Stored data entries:
____________________
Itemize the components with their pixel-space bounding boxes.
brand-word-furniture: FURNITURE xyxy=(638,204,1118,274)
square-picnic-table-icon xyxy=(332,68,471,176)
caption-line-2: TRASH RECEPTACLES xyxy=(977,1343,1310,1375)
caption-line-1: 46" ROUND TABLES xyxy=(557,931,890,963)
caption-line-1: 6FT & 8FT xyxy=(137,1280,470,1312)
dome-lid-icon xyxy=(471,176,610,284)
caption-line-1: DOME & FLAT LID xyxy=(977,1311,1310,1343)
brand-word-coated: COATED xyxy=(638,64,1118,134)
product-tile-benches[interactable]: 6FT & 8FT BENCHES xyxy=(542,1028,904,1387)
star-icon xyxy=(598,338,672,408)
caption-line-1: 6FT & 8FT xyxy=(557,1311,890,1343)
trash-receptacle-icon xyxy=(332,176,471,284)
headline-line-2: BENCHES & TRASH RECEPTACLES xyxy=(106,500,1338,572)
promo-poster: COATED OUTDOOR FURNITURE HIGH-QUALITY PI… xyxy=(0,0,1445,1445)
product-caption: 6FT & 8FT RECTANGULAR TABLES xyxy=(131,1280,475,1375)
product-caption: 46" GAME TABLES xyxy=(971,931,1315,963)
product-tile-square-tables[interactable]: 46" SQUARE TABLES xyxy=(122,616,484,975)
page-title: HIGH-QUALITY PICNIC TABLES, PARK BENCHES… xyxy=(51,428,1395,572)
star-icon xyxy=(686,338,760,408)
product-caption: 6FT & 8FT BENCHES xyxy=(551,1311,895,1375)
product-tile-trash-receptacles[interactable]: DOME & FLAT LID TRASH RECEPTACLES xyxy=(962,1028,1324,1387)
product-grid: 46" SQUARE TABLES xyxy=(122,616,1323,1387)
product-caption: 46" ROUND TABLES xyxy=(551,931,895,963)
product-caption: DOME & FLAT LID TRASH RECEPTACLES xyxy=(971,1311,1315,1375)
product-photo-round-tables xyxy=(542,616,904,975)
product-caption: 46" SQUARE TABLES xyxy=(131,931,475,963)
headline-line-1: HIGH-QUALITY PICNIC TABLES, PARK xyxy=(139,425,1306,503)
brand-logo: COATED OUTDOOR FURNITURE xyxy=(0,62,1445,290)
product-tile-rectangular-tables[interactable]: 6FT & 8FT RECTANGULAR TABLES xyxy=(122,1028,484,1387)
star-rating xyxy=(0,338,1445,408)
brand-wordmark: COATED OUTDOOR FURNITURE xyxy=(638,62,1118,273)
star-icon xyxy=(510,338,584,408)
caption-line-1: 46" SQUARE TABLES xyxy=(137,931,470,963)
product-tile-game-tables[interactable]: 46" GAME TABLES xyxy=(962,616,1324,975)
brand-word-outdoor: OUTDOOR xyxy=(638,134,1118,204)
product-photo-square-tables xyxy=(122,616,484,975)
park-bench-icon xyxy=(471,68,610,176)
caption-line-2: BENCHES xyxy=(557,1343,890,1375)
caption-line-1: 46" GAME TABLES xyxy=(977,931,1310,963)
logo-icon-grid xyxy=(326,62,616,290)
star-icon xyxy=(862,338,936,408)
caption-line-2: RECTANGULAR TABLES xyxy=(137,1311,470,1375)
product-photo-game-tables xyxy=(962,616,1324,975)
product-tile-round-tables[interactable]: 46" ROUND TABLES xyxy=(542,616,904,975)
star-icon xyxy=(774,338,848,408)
____________________
**The problem:** Reproduce every line of the entries above without changing anything.

**Finished task:**
Itemize the components with their pixel-space bounding boxes.
brand-word-furniture: FURNITURE xyxy=(638,204,1118,274)
square-picnic-table-icon xyxy=(332,68,471,176)
caption-line-2: TRASH RECEPTACLES xyxy=(977,1343,1310,1375)
caption-line-1: 46" ROUND TABLES xyxy=(557,931,890,963)
caption-line-1: 6FT & 8FT xyxy=(137,1280,470,1312)
dome-lid-icon xyxy=(471,176,610,284)
caption-line-1: DOME & FLAT LID xyxy=(977,1311,1310,1343)
brand-word-coated: COATED xyxy=(638,64,1118,134)
product-tile-benches[interactable]: 6FT & 8FT BENCHES xyxy=(542,1028,904,1387)
star-icon xyxy=(598,338,672,408)
caption-line-1: 6FT & 8FT xyxy=(557,1311,890,1343)
trash-receptacle-icon xyxy=(332,176,471,284)
headline-line-2: BENCHES & TRASH RECEPTACLES xyxy=(106,500,1338,572)
promo-poster: COATED OUTDOOR FURNITURE HIGH-QUALITY PI… xyxy=(0,0,1445,1445)
product-caption: 6FT & 8FT RECTANGULAR TABLES xyxy=(131,1280,475,1375)
product-caption: 46" GAME TABLES xyxy=(971,931,1315,963)
product-tile-square-tables[interactable]: 46" SQUARE TABLES xyxy=(122,616,484,975)
page-title: HIGH-QUALITY PICNIC TABLES, PARK BENCHES… xyxy=(51,428,1395,572)
star-icon xyxy=(686,338,760,408)
product-caption: 6FT & 8FT BENCHES xyxy=(551,1311,895,1375)
product-tile-trash-receptacles[interactable]: DOME & FLAT LID TRASH RECEPTACLES xyxy=(962,1028,1324,1387)
product-grid: 46" SQUARE TABLES xyxy=(122,616,1323,1387)
product-caption: 46" ROUND TABLES xyxy=(551,931,895,963)
product-caption: DOME & FLAT LID TRASH RECEPTACLES xyxy=(971,1311,1315,1375)
product-photo-round-tables xyxy=(542,616,904,975)
product-caption: 46" SQUARE TABLES xyxy=(131,931,475,963)
headline-line-1: HIGH-QUALITY PICNIC TABLES, PARK xyxy=(139,425,1306,503)
brand-logo: COATED OUTDOOR FURNITURE xyxy=(0,62,1445,290)
product-tile-rectangular-tables[interactable]: 6FT & 8FT RECTANGULAR TABLES xyxy=(122,1028,484,1387)
star-rating xyxy=(0,338,1445,408)
brand-wordmark: COATED OUTDOOR FURNITURE xyxy=(638,62,1118,273)
star-icon xyxy=(510,338,584,408)
caption-line-1: 46" SQUARE TABLES xyxy=(137,931,470,963)
product-tile-game-tables[interactable]: 46" GAME TABLES xyxy=(962,616,1324,975)
brand-word-outdoor: OUTDOOR xyxy=(638,134,1118,204)
product-photo-square-tables xyxy=(122,616,484,975)
park-bench-icon xyxy=(471,68,610,176)
caption-line-2: BENCHES xyxy=(557,1343,890,1375)
caption-line-1: 46" GAME TABLES xyxy=(977,931,1310,963)
logo-icon-grid xyxy=(326,62,616,290)
star-icon xyxy=(862,338,936,408)
caption-line-2: RECTANGULAR TABLES xyxy=(137,1311,470,1375)
product-photo-game-tables xyxy=(962,616,1324,975)
product-tile-round-tables[interactable]: 46" ROUND TABLES xyxy=(542,616,904,975)
star-icon xyxy=(774,338,848,408)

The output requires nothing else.